»»

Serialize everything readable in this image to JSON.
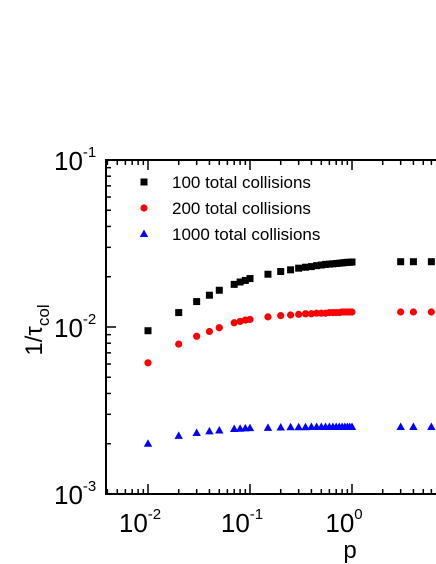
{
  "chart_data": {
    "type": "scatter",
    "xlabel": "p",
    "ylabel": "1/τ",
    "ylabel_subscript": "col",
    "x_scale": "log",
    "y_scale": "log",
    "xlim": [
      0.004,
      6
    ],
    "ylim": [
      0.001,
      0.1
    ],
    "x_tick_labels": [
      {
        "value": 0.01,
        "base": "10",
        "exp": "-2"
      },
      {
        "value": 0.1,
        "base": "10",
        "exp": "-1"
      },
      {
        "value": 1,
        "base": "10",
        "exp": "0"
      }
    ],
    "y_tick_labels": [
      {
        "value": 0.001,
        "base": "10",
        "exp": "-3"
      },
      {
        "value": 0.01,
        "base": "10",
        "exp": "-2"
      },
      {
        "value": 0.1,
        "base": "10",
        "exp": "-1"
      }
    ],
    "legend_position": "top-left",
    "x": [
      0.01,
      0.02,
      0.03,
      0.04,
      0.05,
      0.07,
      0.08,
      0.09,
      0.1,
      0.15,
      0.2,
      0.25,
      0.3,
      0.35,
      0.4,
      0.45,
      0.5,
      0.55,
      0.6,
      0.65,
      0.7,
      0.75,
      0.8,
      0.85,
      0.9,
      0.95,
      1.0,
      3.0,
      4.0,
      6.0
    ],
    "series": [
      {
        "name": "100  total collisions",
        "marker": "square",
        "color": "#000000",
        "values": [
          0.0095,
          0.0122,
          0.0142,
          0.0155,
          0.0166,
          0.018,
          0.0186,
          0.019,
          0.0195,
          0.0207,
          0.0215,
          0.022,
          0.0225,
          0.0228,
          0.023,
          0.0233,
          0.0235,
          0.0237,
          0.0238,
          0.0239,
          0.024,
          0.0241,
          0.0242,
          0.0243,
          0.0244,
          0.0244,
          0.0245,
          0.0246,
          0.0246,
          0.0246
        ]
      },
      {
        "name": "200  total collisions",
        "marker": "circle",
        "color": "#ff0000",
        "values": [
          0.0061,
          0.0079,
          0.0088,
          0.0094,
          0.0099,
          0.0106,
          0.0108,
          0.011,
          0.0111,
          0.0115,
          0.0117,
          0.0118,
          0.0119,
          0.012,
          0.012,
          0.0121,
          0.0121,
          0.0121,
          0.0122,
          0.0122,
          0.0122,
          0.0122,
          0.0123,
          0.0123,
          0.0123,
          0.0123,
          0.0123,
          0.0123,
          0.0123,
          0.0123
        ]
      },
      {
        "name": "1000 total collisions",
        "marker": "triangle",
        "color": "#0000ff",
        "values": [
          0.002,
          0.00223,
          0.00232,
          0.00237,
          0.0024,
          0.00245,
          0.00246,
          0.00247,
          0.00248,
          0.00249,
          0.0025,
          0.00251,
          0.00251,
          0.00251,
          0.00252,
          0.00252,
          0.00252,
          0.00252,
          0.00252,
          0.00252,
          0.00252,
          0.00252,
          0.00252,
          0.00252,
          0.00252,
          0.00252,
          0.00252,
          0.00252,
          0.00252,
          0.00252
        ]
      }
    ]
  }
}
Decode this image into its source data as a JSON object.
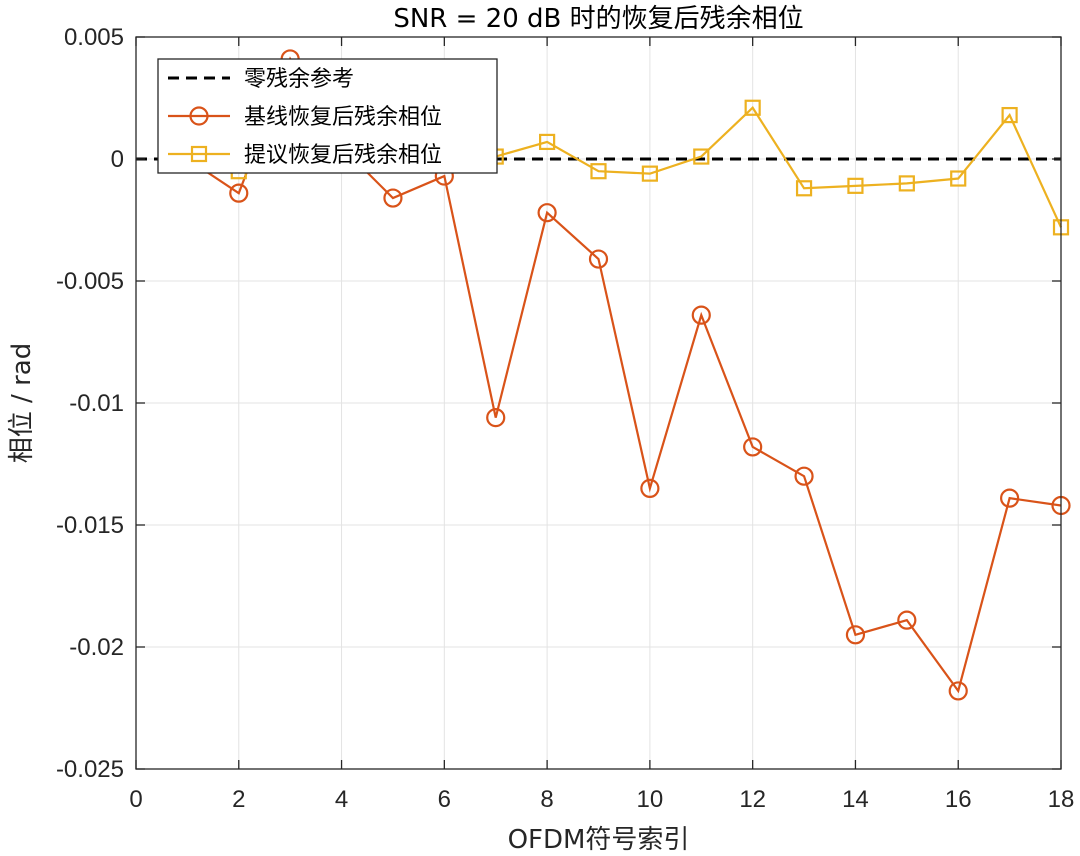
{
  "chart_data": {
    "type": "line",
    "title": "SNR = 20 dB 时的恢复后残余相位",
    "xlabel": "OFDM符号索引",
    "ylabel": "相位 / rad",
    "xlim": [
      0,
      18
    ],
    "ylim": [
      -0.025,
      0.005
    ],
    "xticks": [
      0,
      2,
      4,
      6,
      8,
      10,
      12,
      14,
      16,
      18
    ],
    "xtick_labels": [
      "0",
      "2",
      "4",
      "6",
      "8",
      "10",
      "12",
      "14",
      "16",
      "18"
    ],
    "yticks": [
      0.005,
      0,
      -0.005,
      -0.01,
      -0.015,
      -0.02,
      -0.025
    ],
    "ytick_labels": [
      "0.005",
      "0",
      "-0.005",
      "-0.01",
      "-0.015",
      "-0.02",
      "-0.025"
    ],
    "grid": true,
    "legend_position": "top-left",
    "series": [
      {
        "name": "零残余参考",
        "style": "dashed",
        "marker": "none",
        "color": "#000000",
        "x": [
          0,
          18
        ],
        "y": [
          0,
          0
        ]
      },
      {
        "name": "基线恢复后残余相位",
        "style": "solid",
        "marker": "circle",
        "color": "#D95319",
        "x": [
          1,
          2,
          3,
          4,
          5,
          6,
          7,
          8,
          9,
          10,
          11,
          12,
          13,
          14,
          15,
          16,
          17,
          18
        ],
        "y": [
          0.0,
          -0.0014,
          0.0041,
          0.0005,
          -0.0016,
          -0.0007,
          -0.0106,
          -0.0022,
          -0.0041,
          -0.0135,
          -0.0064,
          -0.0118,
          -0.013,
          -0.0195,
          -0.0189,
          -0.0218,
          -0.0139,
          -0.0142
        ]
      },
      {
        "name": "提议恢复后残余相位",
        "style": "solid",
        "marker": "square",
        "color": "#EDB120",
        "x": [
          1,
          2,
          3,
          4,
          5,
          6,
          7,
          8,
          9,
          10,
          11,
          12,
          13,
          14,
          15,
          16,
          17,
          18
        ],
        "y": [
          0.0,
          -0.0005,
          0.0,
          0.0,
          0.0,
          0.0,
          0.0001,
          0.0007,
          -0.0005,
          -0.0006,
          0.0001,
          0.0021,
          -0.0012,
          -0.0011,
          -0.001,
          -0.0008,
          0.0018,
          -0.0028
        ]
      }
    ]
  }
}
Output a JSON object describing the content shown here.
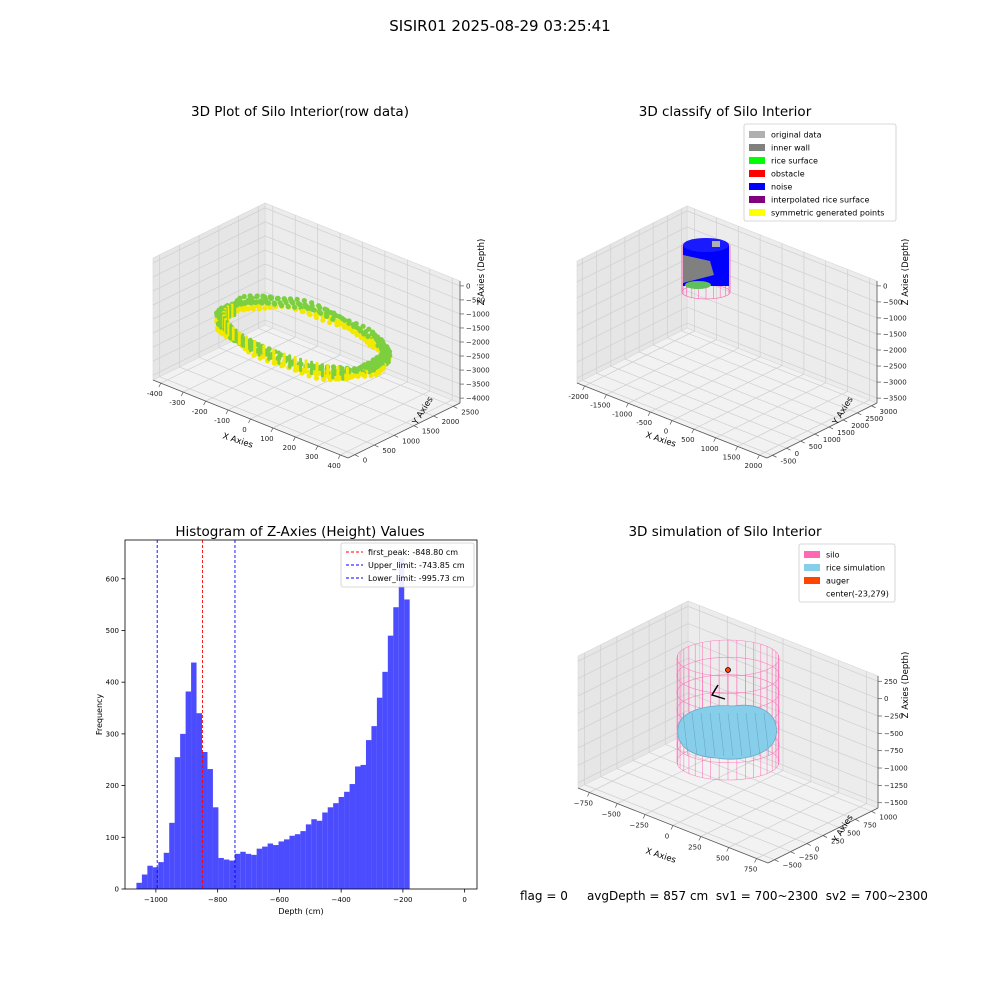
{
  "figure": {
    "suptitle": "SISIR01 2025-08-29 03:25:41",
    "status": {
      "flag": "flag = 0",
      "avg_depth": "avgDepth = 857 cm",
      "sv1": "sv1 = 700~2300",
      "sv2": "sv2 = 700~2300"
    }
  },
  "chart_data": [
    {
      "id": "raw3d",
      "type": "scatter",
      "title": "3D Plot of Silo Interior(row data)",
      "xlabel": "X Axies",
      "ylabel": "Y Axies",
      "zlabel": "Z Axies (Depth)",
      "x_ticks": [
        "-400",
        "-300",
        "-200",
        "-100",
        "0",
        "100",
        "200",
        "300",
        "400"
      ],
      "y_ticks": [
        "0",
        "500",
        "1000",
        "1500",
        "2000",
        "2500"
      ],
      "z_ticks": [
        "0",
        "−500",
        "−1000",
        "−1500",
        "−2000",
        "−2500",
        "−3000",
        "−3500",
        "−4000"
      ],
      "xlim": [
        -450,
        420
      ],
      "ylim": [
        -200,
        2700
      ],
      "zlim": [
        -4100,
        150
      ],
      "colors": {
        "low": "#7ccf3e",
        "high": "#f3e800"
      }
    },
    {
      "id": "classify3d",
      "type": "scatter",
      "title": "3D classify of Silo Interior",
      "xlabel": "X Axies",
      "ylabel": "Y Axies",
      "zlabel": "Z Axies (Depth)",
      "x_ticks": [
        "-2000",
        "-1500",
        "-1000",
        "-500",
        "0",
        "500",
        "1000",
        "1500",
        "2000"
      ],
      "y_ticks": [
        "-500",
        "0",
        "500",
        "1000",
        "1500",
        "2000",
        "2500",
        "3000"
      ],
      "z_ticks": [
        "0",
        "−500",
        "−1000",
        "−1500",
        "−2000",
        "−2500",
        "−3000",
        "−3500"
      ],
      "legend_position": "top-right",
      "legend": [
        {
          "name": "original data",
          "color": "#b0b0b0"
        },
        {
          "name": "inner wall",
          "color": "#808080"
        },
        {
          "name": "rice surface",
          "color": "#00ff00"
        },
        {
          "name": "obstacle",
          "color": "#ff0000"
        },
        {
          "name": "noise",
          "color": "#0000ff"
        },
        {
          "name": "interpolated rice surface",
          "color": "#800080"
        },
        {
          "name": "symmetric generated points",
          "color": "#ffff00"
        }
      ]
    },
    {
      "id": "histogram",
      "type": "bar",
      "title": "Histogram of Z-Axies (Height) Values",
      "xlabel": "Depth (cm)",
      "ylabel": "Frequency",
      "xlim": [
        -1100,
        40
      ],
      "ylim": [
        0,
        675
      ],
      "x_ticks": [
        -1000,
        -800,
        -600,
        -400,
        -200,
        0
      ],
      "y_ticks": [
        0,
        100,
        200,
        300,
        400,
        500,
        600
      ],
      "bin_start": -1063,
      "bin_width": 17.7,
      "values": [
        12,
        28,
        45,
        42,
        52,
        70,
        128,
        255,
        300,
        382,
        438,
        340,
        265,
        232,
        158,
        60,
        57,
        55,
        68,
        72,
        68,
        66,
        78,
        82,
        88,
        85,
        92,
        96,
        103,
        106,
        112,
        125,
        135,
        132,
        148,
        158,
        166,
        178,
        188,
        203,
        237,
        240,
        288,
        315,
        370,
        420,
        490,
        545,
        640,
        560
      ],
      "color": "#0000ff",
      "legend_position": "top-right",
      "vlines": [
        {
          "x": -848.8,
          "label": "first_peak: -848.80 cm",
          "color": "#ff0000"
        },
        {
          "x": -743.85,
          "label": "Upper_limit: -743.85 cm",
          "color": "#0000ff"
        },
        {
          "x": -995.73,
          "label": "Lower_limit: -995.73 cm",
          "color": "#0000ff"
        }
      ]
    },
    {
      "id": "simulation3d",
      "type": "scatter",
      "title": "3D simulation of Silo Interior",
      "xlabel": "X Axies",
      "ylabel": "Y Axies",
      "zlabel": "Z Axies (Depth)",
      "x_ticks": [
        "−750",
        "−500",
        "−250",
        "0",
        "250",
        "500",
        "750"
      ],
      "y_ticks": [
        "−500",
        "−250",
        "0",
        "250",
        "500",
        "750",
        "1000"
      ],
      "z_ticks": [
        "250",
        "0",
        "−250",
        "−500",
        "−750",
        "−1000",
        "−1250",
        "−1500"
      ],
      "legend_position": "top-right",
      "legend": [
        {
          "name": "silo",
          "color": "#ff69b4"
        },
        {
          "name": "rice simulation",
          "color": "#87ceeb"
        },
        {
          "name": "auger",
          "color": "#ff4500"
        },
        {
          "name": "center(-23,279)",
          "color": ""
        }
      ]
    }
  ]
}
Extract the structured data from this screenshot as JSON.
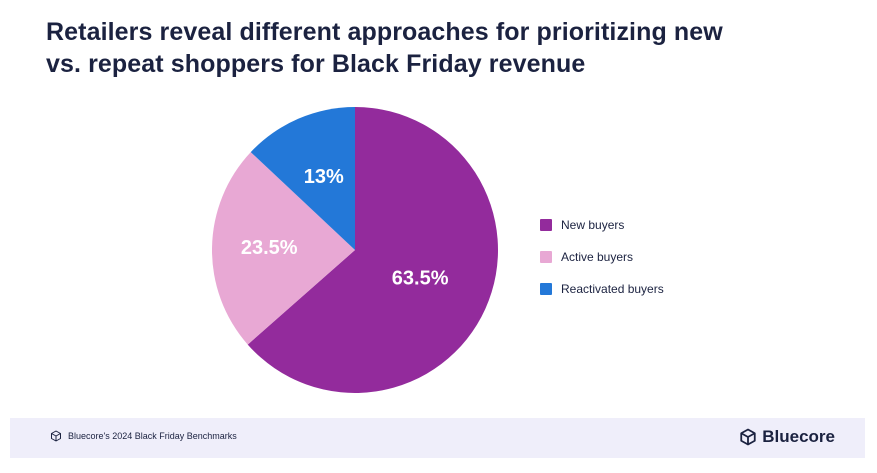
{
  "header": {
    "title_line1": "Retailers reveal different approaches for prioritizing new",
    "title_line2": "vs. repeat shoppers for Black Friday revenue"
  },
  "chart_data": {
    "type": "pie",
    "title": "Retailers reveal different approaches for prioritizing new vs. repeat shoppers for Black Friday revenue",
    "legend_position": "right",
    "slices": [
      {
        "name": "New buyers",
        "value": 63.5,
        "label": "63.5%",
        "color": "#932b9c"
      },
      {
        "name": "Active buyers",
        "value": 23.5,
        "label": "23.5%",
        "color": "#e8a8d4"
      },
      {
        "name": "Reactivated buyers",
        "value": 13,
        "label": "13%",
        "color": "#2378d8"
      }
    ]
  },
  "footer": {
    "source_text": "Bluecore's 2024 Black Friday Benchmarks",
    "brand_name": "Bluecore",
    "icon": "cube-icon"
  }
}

««

▸ **What you need to do**:
Search the records for the word "prioritizing", then list every line that has it.

▸ **Exercise answer**:
    "title_line1": "Retailers reveal different approaches for prioritizing new",
    "title": "Retailers reveal different approaches for prioritizing new vs. repeat shoppers for Black Friday revenue",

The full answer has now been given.